● **RAW RECORDS**
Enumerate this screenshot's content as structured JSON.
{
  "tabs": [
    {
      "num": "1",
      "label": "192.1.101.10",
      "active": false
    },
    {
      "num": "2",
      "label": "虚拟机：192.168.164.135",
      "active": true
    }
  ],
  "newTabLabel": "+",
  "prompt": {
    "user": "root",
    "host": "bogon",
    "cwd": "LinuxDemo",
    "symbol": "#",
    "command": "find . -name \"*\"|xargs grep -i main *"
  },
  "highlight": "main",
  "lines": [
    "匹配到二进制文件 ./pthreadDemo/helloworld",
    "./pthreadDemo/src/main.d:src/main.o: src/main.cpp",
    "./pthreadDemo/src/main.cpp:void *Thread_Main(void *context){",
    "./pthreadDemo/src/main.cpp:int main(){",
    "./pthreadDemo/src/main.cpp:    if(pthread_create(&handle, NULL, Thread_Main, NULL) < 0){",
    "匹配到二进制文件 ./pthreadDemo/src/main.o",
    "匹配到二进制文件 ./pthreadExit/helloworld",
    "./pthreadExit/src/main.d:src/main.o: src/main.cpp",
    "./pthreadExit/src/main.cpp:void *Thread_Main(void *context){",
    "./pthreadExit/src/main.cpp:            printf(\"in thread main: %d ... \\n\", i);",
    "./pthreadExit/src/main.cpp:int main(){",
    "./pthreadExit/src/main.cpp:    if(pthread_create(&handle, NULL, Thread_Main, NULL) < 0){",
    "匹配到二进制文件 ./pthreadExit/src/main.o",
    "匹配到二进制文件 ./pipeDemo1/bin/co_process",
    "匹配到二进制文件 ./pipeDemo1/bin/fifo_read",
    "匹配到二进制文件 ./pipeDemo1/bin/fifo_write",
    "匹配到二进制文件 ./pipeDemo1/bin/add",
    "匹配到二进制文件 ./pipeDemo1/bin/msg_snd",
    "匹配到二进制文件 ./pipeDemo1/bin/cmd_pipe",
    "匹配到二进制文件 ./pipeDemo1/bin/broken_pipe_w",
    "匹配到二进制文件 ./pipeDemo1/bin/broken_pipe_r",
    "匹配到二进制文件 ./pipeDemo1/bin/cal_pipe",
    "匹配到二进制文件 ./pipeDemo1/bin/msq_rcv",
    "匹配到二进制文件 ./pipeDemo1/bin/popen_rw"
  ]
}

● **EXERCISE AIM**
Return all the data above once more, precisely as given.

● **RESPONSE FOR THIS EXERCISE**
Enumerate this screenshot's content as structured JSON.
{
  "tabs": [
    {
      "num": "1",
      "label": "192.1.101.10",
      "active": false
    },
    {
      "num": "2",
      "label": "虚拟机：192.168.164.135",
      "active": true
    }
  ],
  "newTabLabel": "+",
  "prompt": {
    "user": "root",
    "host": "bogon",
    "cwd": "LinuxDemo",
    "symbol": "#",
    "command": "find . -name \"*\"|xargs grep -i main *"
  },
  "highlight": "main",
  "lines": [
    "匹配到二进制文件 ./pthreadDemo/helloworld",
    "./pthreadDemo/src/main.d:src/main.o: src/main.cpp",
    "./pthreadDemo/src/main.cpp:void *Thread_Main(void *context){",
    "./pthreadDemo/src/main.cpp:int main(){",
    "./pthreadDemo/src/main.cpp:    if(pthread_create(&handle, NULL, Thread_Main, NULL) < 0){",
    "匹配到二进制文件 ./pthreadDemo/src/main.o",
    "匹配到二进制文件 ./pthreadExit/helloworld",
    "./pthreadExit/src/main.d:src/main.o: src/main.cpp",
    "./pthreadExit/src/main.cpp:void *Thread_Main(void *context){",
    "./pthreadExit/src/main.cpp:            printf(\"in thread main: %d ... \\n\", i);",
    "./pthreadExit/src/main.cpp:int main(){",
    "./pthreadExit/src/main.cpp:    if(pthread_create(&handle, NULL, Thread_Main, NULL) < 0){",
    "匹配到二进制文件 ./pthreadExit/src/main.o",
    "匹配到二进制文件 ./pipeDemo1/bin/co_process",
    "匹配到二进制文件 ./pipeDemo1/bin/fifo_read",
    "匹配到二进制文件 ./pipeDemo1/bin/fifo_write",
    "匹配到二进制文件 ./pipeDemo1/bin/add",
    "匹配到二进制文件 ./pipeDemo1/bin/msg_snd",
    "匹配到二进制文件 ./pipeDemo1/bin/cmd_pipe",
    "匹配到二进制文件 ./pipeDemo1/bin/broken_pipe_w",
    "匹配到二进制文件 ./pipeDemo1/bin/broken_pipe_r",
    "匹配到二进制文件 ./pipeDemo1/bin/cal_pipe",
    "匹配到二进制文件 ./pipeDemo1/bin/msq_rcv",
    "匹配到二进制文件 ./pipeDemo1/bin/popen_rw"
  ]
}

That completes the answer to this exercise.